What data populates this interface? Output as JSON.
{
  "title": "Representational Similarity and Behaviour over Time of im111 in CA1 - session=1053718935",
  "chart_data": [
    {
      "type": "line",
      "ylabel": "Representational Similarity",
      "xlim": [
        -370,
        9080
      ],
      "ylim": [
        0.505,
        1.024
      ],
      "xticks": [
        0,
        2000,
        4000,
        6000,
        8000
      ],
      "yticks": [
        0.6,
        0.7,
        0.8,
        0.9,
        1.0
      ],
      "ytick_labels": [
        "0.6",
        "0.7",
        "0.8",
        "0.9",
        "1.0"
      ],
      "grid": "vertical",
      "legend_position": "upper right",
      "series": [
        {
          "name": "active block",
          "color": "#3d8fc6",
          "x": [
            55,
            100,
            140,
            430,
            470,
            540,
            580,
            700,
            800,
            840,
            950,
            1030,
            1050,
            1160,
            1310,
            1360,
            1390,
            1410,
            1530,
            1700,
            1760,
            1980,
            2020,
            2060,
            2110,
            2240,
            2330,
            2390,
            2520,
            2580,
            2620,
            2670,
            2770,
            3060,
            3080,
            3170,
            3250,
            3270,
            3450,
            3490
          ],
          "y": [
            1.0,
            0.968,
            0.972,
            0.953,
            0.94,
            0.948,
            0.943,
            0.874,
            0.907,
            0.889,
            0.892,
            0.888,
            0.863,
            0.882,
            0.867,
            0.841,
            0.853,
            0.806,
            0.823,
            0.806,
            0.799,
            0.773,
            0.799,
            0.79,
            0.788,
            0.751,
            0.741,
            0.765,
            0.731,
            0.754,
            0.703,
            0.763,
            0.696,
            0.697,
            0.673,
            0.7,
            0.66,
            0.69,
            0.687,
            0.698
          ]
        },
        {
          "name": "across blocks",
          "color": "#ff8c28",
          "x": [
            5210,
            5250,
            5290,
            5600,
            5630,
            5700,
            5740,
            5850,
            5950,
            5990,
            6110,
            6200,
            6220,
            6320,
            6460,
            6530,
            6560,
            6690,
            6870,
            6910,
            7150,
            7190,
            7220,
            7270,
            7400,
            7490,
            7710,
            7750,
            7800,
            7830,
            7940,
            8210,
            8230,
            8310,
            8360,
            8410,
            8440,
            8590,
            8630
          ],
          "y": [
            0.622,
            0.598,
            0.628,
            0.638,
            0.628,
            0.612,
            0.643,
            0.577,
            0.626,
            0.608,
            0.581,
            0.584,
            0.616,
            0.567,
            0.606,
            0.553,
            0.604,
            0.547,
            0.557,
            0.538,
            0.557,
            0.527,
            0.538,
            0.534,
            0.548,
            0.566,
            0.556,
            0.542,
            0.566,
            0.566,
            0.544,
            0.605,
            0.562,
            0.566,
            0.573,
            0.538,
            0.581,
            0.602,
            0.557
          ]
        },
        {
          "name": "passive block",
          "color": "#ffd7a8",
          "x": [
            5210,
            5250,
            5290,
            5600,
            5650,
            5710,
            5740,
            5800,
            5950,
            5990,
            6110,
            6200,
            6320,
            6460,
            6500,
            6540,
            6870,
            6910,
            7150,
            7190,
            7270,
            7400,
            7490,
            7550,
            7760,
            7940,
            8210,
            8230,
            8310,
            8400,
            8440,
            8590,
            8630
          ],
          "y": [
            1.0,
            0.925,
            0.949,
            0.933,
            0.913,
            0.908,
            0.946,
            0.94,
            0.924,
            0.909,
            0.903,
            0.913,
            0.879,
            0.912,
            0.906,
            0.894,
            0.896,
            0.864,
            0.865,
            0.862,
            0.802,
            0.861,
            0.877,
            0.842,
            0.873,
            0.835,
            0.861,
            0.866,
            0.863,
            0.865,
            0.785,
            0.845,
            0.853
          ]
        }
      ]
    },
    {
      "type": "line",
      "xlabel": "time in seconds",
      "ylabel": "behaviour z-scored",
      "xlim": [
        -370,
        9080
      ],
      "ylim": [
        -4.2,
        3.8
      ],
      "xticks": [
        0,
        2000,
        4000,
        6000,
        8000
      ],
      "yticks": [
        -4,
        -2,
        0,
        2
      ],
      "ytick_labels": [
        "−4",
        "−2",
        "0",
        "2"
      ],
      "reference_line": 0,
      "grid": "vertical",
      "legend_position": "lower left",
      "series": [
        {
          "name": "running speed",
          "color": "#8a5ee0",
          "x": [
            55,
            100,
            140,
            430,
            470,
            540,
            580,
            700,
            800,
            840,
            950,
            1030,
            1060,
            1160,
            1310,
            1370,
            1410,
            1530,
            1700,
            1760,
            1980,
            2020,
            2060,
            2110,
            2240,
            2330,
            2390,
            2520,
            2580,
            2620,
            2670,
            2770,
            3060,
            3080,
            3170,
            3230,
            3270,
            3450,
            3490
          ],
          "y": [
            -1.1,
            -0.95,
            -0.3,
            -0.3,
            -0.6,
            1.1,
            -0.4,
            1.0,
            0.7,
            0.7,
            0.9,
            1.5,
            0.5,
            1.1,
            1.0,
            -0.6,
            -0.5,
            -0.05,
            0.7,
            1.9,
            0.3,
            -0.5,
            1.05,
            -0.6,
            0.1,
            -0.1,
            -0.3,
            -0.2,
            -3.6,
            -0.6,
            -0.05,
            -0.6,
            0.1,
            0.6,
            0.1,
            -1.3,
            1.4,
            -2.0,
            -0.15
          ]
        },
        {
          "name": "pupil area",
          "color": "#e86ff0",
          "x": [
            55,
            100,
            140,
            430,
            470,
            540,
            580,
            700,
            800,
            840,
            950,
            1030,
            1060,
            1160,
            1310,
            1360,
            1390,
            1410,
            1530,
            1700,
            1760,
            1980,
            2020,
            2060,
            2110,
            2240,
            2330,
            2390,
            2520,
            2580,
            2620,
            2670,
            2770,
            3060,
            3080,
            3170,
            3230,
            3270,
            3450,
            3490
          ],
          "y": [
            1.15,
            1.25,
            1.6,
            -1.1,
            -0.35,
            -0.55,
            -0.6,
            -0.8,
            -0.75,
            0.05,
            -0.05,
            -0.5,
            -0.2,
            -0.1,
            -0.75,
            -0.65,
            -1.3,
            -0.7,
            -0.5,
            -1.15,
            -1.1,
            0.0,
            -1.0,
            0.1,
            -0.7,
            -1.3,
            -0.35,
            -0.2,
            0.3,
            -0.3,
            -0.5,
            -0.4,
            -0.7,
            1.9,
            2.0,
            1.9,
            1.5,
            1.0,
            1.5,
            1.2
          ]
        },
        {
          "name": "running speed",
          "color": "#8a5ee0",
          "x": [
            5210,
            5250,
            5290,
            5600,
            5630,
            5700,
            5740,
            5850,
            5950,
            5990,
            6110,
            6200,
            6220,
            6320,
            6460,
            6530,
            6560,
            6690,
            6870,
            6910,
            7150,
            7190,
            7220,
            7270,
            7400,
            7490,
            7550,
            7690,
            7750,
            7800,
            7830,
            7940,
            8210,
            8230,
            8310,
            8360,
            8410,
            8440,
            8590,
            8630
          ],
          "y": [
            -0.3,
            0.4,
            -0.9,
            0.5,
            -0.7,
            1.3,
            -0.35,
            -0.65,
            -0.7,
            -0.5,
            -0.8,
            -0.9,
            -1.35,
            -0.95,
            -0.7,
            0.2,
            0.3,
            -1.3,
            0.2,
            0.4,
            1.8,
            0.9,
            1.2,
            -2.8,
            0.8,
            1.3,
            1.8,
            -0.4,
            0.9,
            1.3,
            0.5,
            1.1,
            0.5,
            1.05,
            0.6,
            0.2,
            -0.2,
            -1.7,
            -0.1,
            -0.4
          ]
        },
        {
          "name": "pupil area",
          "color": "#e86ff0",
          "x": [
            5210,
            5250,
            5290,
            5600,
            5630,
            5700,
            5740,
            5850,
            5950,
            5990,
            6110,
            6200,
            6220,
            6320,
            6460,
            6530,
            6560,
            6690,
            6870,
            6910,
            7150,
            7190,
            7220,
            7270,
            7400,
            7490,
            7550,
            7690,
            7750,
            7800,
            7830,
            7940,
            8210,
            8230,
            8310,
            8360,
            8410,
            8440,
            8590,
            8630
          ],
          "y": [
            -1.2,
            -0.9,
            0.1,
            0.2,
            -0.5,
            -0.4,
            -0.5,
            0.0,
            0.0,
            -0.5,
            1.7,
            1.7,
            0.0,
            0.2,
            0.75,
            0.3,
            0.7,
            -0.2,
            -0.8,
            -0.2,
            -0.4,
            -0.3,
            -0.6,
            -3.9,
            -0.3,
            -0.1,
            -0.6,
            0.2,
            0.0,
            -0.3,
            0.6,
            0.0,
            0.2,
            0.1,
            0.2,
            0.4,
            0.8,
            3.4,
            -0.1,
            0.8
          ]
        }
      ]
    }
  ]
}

== == ==

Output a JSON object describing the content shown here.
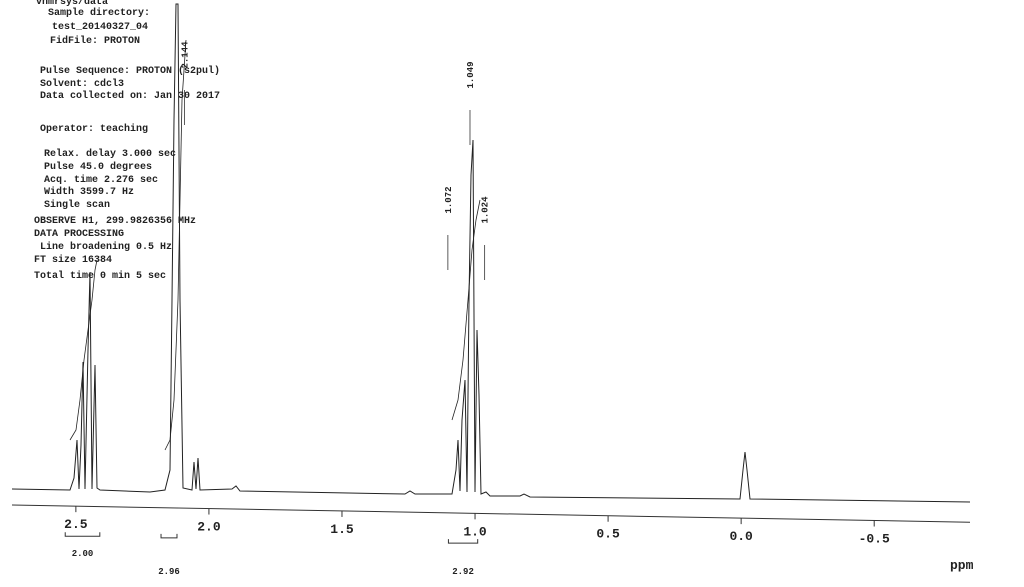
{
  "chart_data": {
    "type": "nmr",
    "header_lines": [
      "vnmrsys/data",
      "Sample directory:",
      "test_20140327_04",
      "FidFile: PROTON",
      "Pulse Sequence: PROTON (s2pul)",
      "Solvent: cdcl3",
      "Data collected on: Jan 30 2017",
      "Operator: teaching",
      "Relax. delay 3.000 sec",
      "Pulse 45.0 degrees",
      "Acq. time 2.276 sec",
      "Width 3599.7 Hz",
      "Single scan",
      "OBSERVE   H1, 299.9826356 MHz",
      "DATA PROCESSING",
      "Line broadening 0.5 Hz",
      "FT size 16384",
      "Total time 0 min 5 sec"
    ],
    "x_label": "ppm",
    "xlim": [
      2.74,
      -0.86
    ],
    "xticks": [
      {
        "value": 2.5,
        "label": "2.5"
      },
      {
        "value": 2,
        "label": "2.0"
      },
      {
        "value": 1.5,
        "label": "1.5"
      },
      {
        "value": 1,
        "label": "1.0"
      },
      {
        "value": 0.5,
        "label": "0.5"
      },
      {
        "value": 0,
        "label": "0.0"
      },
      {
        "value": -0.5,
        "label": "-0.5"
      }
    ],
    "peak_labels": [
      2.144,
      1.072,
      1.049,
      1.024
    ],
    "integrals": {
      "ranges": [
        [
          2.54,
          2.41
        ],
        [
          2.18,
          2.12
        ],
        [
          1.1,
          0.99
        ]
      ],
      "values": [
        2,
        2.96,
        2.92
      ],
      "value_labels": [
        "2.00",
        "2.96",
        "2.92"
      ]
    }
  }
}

== == ==

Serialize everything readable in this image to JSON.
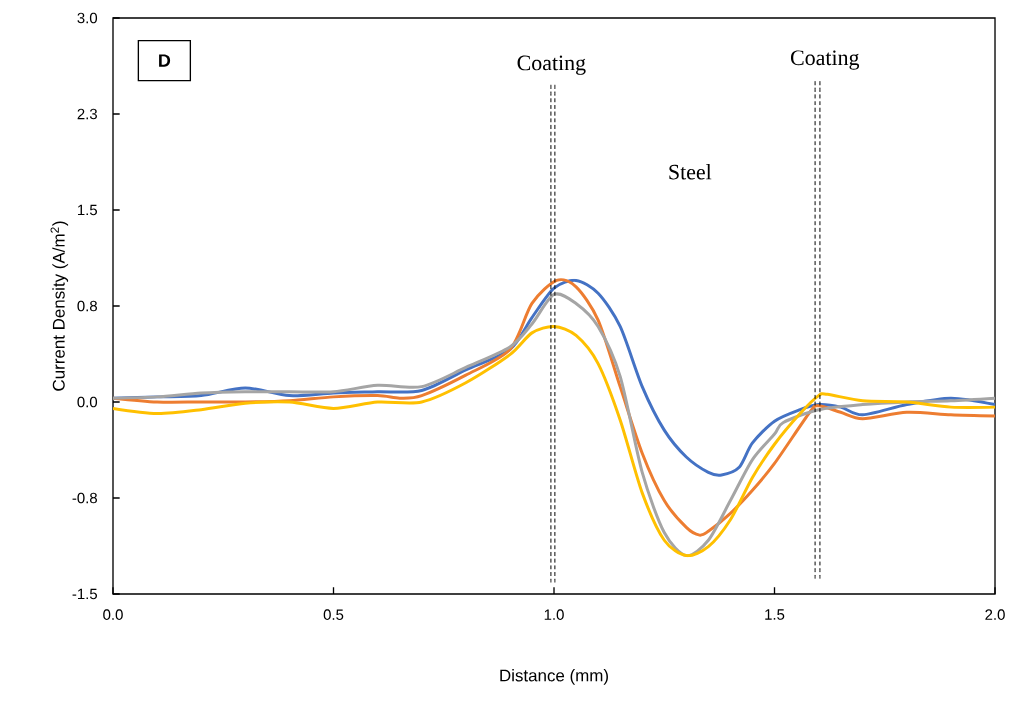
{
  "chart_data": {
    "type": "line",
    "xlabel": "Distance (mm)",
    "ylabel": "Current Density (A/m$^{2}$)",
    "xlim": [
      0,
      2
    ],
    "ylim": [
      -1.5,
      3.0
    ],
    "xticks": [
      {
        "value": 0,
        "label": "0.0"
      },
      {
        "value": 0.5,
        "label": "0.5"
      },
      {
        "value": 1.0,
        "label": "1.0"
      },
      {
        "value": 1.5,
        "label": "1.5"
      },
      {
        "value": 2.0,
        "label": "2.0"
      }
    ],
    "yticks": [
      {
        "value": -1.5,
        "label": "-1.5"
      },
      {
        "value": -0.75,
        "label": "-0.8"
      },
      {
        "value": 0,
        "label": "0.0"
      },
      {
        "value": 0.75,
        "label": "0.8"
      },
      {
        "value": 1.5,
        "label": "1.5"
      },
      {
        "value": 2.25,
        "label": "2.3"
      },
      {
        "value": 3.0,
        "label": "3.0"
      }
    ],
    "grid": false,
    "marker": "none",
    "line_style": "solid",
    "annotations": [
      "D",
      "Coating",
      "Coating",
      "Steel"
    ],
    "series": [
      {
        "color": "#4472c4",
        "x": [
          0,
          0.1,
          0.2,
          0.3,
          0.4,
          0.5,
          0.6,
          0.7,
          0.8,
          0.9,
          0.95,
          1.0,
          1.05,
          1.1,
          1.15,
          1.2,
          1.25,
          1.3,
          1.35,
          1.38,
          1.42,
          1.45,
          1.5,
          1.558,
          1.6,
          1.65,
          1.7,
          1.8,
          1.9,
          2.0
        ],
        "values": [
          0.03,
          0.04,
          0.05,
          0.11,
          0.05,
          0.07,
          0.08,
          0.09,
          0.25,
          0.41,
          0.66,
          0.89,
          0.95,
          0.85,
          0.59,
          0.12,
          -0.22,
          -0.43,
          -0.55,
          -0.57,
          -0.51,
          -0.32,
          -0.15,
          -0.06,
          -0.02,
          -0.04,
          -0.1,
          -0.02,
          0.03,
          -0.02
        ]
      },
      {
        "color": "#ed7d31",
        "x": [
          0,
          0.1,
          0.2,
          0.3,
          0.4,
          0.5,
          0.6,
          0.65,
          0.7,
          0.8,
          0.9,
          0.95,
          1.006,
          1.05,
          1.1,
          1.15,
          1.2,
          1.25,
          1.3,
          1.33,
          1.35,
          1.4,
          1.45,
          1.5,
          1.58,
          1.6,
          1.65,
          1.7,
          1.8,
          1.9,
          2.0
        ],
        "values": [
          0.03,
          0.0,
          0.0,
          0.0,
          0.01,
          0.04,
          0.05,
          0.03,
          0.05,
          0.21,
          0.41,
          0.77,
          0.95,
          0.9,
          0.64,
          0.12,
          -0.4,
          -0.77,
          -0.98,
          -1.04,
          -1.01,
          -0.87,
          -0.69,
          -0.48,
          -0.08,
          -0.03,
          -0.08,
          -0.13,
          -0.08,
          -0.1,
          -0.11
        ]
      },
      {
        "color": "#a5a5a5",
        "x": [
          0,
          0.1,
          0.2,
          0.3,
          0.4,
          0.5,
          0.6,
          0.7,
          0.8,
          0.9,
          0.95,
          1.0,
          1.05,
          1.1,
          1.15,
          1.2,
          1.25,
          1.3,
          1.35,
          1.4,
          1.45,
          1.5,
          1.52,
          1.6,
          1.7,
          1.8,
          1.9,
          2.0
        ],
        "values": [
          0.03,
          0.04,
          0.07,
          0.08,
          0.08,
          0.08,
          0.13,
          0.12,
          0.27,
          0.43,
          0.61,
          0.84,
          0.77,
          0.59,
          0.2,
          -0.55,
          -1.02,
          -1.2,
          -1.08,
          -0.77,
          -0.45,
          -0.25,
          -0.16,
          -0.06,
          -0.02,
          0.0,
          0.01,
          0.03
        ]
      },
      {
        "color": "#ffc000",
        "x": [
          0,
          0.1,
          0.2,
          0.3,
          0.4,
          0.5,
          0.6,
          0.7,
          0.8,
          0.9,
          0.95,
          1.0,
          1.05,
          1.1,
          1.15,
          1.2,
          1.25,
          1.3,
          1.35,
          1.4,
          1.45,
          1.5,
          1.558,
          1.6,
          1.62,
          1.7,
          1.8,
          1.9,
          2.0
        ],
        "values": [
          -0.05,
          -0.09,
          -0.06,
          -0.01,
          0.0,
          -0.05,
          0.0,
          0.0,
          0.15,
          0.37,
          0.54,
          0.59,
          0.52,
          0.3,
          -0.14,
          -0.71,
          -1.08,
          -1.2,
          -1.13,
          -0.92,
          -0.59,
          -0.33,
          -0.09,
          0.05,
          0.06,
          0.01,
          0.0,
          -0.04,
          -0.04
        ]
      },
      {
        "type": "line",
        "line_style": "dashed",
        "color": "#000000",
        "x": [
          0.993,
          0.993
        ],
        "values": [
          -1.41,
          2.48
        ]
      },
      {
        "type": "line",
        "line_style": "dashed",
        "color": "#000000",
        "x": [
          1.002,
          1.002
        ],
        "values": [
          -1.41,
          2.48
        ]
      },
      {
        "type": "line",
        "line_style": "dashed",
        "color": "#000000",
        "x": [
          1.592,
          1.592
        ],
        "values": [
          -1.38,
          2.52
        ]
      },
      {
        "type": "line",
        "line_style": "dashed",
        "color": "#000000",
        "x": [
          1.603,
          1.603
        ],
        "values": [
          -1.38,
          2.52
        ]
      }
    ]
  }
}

== == ==

Identify the lines of the data that contain the word "Representational". Copy each of them.

*Exercise output*
  "title": "Representational Similarity and Behaviour over Time of im111 in CA1 - session=1053718935",
      "ylabel": "Representational Similarity",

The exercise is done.